## WHAT YOU WILL DO:
Lines holding the string "icon" are the ones to copy; find them all in the data.

## ENTRIES:
..........
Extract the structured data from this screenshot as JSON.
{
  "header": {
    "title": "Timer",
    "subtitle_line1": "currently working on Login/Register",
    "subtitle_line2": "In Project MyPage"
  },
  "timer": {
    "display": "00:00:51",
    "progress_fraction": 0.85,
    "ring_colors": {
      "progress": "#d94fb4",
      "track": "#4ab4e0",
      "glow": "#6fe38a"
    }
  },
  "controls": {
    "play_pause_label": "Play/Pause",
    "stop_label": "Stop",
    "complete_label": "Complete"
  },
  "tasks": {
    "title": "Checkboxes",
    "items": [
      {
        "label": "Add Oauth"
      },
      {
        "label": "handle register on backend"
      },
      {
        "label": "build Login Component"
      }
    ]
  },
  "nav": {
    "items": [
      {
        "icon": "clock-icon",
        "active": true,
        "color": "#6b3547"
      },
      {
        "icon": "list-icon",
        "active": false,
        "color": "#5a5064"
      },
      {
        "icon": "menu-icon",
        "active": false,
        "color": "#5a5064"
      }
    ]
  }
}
..........
## SOLUTION:
        "icon": "clock-icon",
        "icon": "list-icon",
        "icon": "menu-icon",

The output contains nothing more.